What you should do
Below are some records; retype all of them exactly.

Data in this exercise
----

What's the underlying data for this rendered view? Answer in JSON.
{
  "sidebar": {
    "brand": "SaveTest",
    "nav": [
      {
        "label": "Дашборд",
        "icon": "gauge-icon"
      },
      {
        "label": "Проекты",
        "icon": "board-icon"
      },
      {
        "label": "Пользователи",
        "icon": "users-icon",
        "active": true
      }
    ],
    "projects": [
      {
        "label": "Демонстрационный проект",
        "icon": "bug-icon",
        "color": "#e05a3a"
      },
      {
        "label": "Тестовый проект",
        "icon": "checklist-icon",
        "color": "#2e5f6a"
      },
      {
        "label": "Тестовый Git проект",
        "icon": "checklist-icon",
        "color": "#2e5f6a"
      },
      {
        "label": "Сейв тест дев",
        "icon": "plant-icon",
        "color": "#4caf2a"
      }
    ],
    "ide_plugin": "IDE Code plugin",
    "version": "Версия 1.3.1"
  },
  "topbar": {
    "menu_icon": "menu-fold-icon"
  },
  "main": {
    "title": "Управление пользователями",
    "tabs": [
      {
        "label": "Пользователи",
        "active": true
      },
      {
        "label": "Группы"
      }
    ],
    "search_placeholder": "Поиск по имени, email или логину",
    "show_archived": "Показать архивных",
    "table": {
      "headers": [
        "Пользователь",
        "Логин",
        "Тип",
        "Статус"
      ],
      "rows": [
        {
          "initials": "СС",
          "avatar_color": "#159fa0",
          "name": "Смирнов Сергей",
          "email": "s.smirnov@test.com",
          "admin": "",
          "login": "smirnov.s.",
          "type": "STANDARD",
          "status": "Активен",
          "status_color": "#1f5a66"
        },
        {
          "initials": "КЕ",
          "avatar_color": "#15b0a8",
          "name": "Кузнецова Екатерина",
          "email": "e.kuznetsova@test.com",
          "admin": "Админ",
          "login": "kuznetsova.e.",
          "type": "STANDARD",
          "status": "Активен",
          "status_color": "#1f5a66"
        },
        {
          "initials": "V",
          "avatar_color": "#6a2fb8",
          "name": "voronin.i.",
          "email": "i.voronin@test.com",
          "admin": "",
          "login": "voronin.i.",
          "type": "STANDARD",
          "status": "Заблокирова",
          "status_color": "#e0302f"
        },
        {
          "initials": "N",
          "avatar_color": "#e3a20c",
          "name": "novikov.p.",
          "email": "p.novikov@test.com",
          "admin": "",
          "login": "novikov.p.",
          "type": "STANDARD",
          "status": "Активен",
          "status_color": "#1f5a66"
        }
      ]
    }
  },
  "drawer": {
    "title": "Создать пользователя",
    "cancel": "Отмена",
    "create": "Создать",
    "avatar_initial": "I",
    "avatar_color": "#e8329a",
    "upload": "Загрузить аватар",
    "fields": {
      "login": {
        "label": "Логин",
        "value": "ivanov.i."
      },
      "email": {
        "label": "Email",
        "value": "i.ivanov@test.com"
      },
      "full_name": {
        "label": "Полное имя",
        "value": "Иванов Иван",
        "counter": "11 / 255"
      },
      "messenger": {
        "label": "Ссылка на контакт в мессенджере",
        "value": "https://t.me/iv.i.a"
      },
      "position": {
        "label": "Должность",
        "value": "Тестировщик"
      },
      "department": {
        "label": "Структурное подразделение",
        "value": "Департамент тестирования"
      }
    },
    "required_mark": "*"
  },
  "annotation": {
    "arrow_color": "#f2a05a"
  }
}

----

Result
What's the underlying data for this rendered view? Answer in JSON.
{
  "sidebar": {
    "brand": "SaveTest",
    "nav": [
      {
        "label": "Дашборд",
        "icon": "gauge-icon"
      },
      {
        "label": "Проекты",
        "icon": "board-icon"
      },
      {
        "label": "Пользователи",
        "icon": "users-icon",
        "active": true
      }
    ],
    "projects": [
      {
        "label": "Демонстрационный проект",
        "icon": "bug-icon",
        "color": "#e05a3a"
      },
      {
        "label": "Тестовый проект",
        "icon": "checklist-icon",
        "color": "#2e5f6a"
      },
      {
        "label": "Тестовый Git проект",
        "icon": "checklist-icon",
        "color": "#2e5f6a"
      },
      {
        "label": "Сейв тест дев",
        "icon": "plant-icon",
        "color": "#4caf2a"
      }
    ],
    "ide_plugin": "IDE Code plugin",
    "version": "Версия 1.3.1"
  },
  "topbar": {
    "menu_icon": "menu-fold-icon"
  },
  "main": {
    "title": "Управление пользователями",
    "tabs": [
      {
        "label": "Пользователи",
        "active": true
      },
      {
        "label": "Группы"
      }
    ],
    "search_placeholder": "Поиск по имени, email или логину",
    "show_archived": "Показать архивных",
    "table": {
      "headers": [
        "Пользователь",
        "Логин",
        "Тип",
        "Статус"
      ],
      "rows": [
        {
          "initials": "СС",
          "avatar_color": "#159fa0",
          "name": "Смирнов Сергей",
          "email": "s.smirnov@test.com",
          "admin": "",
          "login": "smirnov.s.",
          "type": "STANDARD",
          "status": "Активен",
          "status_color": "#1f5a66"
        },
        {
          "initials": "КЕ",
          "avatar_color": "#15b0a8",
          "name": "Кузнецова Екатерина",
          "email": "e.kuznetsova@test.com",
          "admin": "Админ",
          "login": "kuznetsova.e.",
          "type": "STANDARD",
          "status": "Активен",
          "status_color": "#1f5a66"
        },
        {
          "initials": "V",
          "avatar_color": "#6a2fb8",
          "name": "voronin.i.",
          "email": "i.voronin@test.com",
          "admin": "",
          "login": "voronin.i.",
          "type": "STANDARD",
          "status": "Заблокирова",
          "status_color": "#e0302f"
        },
        {
          "initials": "N",
          "avatar_color": "#e3a20c",
          "name": "novikov.p.",
          "email": "p.novikov@test.com",
          "admin": "",
          "login": "novikov.p.",
          "type": "STANDARD",
          "status": "Активен",
          "status_color": "#1f5a66"
        }
      ]
    }
  },
  "drawer": {
    "title": "Создать пользователя",
    "cancel": "Отмена",
    "create": "Создать",
    "avatar_initial": "I",
    "avatar_color": "#e8329a",
    "upload": "Загрузить аватар",
    "fields": {
      "login": {
        "label": "Логин",
        "value": "ivanov.i."
      },
      "email": {
        "label": "Email",
        "value": "i.ivanov@test.com"
      },
      "full_name": {
        "label": "Полное имя",
        "value": "Иванов Иван",
        "counter": "11 / 255"
      },
      "messenger": {
        "label": "Ссылка на контакт в мессенджере",
        "value": "https://t.me/iv.i.a"
      },
      "position": {
        "label": "Должность",
        "value": "Тестировщик"
      },
      "department": {
        "label": "Структурное подразделение",
        "value": "Департамент тестирования"
      }
    },
    "required_mark": "*"
  },
  "annotation": {
    "arrow_color": "#f2a05a"
  }
}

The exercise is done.